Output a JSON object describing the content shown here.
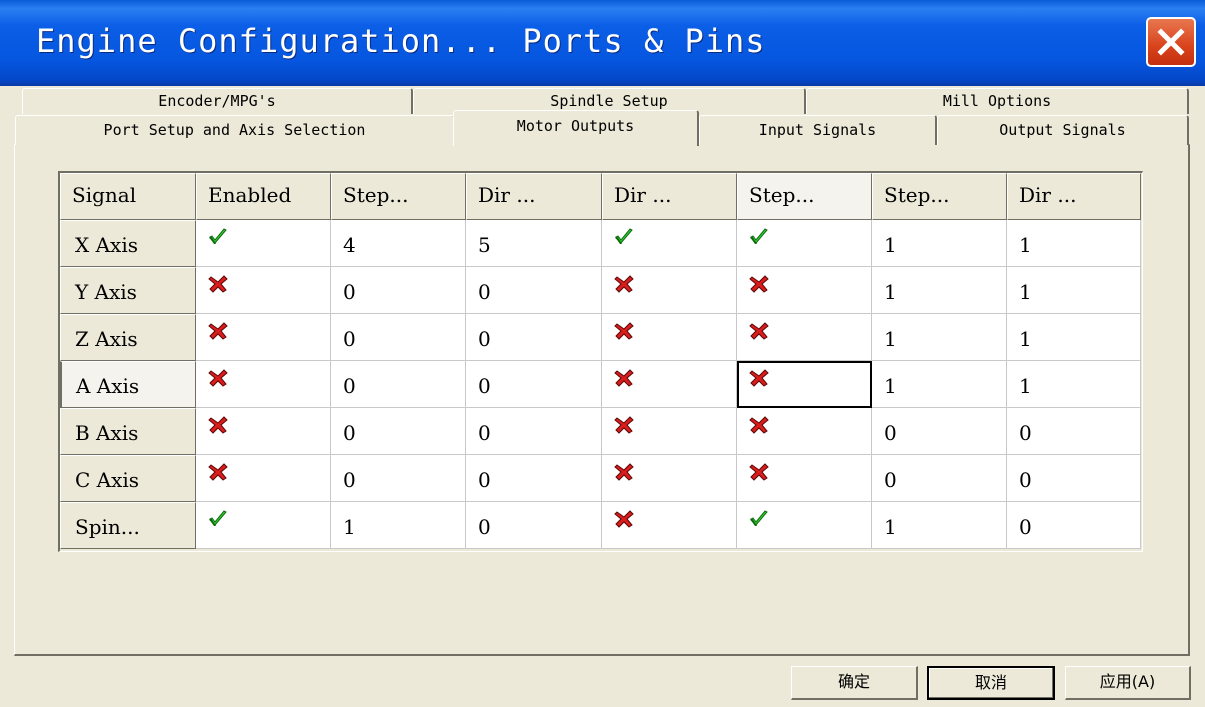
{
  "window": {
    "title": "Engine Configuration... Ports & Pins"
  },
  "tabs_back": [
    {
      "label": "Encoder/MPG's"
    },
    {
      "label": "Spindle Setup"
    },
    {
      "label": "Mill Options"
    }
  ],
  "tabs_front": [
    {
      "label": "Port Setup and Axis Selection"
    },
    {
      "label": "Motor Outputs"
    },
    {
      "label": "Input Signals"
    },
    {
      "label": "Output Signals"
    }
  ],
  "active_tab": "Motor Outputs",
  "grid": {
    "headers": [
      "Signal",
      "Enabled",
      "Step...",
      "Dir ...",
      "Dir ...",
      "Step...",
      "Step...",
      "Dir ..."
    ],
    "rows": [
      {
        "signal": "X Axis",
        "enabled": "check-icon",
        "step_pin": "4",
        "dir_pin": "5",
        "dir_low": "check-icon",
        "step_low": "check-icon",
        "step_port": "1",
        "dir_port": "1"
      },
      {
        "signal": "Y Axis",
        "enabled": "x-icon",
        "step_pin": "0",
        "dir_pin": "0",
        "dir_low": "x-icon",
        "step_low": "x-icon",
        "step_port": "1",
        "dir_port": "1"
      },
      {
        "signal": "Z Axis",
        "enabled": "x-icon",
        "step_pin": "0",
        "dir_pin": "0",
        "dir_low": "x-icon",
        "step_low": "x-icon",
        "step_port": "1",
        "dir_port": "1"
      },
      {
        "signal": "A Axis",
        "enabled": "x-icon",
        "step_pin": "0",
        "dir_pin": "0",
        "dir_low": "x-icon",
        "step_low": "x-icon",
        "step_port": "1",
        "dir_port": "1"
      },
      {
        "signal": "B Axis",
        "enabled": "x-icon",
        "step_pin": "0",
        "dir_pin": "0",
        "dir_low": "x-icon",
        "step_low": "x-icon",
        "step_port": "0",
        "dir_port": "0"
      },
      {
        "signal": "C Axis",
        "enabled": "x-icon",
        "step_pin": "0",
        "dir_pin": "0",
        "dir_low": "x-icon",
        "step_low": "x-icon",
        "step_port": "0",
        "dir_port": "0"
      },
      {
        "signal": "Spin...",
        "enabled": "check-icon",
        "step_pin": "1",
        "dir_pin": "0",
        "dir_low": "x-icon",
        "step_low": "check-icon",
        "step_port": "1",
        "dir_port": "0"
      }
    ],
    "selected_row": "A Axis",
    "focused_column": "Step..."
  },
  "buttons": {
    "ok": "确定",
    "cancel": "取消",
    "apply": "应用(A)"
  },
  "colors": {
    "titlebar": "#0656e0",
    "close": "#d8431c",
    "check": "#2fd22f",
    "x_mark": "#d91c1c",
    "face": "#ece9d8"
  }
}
----------
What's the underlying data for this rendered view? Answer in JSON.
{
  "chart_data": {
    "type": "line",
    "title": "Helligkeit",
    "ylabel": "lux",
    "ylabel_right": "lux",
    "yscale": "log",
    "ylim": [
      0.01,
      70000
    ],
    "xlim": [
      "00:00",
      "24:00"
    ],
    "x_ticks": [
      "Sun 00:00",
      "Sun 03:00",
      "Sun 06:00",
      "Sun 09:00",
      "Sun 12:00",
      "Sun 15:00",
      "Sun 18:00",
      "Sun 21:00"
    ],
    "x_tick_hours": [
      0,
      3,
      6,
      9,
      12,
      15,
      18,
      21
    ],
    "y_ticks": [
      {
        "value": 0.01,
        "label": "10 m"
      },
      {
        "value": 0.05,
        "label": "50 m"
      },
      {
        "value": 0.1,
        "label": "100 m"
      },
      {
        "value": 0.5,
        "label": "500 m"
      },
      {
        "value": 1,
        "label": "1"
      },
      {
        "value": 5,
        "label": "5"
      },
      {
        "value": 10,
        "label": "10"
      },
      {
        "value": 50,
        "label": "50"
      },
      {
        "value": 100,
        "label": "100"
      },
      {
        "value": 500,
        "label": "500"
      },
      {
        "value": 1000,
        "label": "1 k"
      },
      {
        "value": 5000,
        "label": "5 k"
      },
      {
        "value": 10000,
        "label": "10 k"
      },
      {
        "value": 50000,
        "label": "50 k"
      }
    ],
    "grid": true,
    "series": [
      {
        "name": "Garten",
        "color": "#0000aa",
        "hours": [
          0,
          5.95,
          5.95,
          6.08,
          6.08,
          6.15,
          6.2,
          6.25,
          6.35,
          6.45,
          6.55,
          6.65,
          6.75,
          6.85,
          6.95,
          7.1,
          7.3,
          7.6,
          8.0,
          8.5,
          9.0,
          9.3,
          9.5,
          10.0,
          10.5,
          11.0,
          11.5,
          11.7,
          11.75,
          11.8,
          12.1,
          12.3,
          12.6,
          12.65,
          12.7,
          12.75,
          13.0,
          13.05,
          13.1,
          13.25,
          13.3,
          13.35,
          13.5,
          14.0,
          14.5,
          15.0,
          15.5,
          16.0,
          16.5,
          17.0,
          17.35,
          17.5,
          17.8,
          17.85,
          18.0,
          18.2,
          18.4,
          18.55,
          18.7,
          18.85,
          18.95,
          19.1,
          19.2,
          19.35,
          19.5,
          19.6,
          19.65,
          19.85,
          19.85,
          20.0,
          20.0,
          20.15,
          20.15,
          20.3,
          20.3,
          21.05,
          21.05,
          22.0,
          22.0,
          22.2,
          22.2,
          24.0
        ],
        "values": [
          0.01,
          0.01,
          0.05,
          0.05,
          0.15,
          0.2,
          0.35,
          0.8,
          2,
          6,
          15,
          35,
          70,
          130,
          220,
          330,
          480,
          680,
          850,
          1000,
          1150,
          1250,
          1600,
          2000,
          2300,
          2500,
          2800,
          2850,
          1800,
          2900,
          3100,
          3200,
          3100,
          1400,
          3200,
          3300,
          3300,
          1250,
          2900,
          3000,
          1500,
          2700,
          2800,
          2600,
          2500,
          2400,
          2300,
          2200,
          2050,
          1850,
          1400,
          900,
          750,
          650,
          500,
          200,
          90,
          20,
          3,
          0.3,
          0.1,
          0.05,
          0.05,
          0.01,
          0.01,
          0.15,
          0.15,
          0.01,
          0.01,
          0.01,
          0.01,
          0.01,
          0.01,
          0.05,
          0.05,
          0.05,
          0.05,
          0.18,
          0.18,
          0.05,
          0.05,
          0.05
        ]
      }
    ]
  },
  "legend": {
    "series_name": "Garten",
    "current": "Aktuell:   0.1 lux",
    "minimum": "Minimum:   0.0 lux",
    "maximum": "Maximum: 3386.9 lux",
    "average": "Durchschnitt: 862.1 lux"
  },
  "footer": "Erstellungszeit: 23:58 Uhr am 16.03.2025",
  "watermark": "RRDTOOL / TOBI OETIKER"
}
----------
**What to produce**: Take every line that includes the string "Signals" and copy it.

**Output of the exercise**:
      "label": "Input Signals"
      "label": "Output Signals"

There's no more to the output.